Exercise: Scan the data below for the string "vertèbres". Copy every line where it appears.

Available data:
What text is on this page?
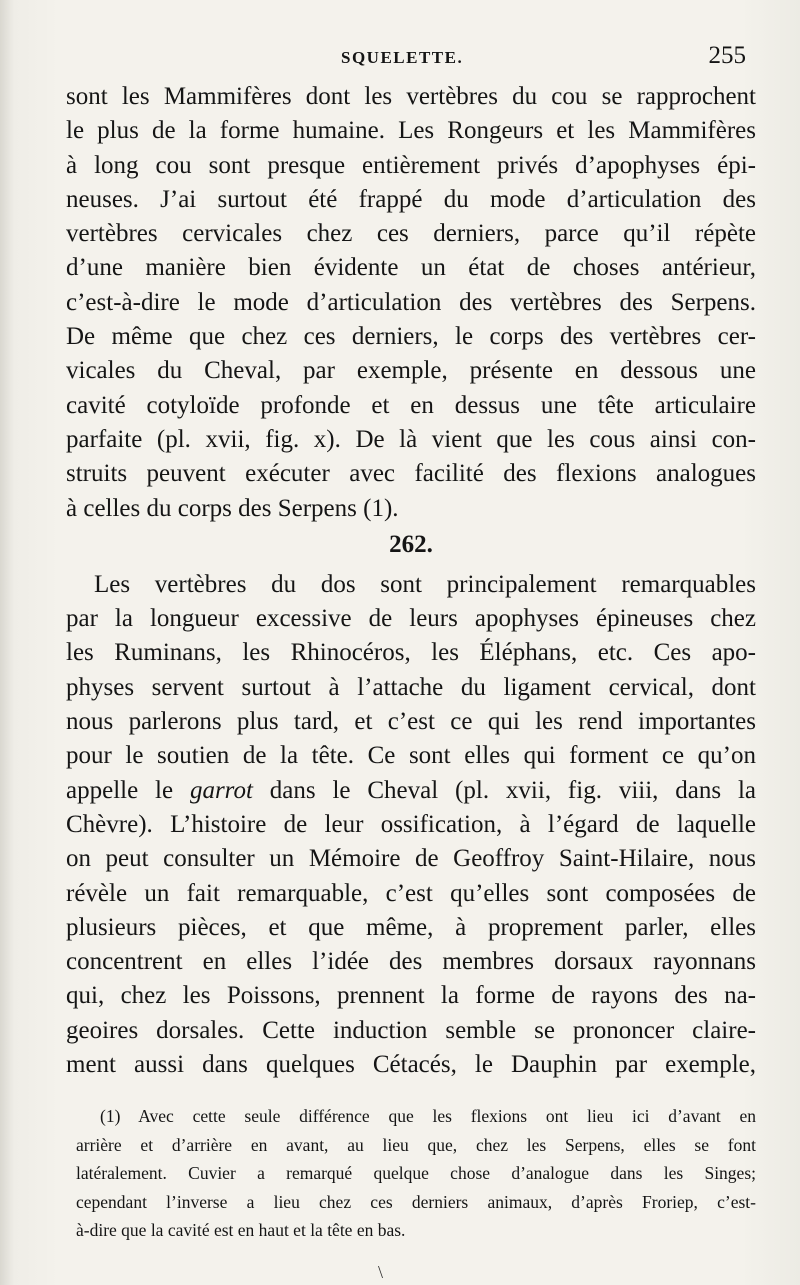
SQUELETTE.	255
sont les Mammifères dont les vertèbres du cou se rapprochent
le plus de la forme humaine. Les Rongeurs et les Mammifères
à long cou sont presque entièrement privés d’apophyses épi-
neuses. J’ai surtout été frappé du mode d’articulation des
vertèbres cervicales chez ces derniers, parce qu’il répète
d’une manière bien évidente un état de choses antérieur,
c’est-à-dire le mode d’articulation des vertèbres des Serpens.
De même que chez ces derniers, le corps des vertèbres cer-
vicales du Cheval, par exemple, présente en dessous une
cavité cotyloïde profonde et en dessus une tête articulaire
parfaite (pl. xvii, fig. x). De là vient que les cous ainsi con-
struits peuvent exécuter avec facilité des flexions analogues
à celles du corps des Serpens (1).
262.
Les vertèbres du dos sont principalement remarquables
par la longueur excessive de leurs apophyses épineuses chez
les Ruminans, les Rhinocéros, les Éléphans, etc. Ces apo-
physes servent surtout à l’attache du ligament cervical, dont
nous parlerons plus tard, et c’est ce qui les rend importantes
pour le soutien de la tête. Ce sont elles qui forment ce qu’on
appelle le garrot dans le Cheval (pl. xvii, fig. viii, dans la
Chèvre). L’histoire de leur ossification, à l’égard de laquelle
on peut consulter un Mémoire de Geoffroy Saint-Hilaire, nous
révèle un fait remarquable, c’est qu’elles sont composées de
plusieurs pièces, et que même, à proprement parler, elles
concentrent en elles l’idée des membres dorsaux rayonnans
qui, chez les Poissons, prennent la forme de rayons des na-
geoires dorsales. Cette induction semble se prononcer claire-
ment aussi dans quelques Cétacés, le Dauphin par exemple,
(1) Avec cette seule différence que les flexions ont lieu ici d’avant en
arrière et d’arrière en avant, au lieu que, chez les Serpens, elles se font
latéralement. Cuvier a remarqué quelque chose d’analogue dans les Singes;
cependant l’inverse a lieu chez ces derniers animaux, d’après Froriep, c’est-
à-dire que la cavité est en haut et la tête en bas.
\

Answer to this exercise:
sont les Mammifères dont les vertèbres du cou se rapprochent
vertèbres cervicales chez ces derniers, parce qu’il répète
c’est-à-dire le mode d’articulation des vertèbres des Serpens.
De même que chez ces derniers, le corps des vertèbres cer-
Les vertèbres du dos sont principalement remarquables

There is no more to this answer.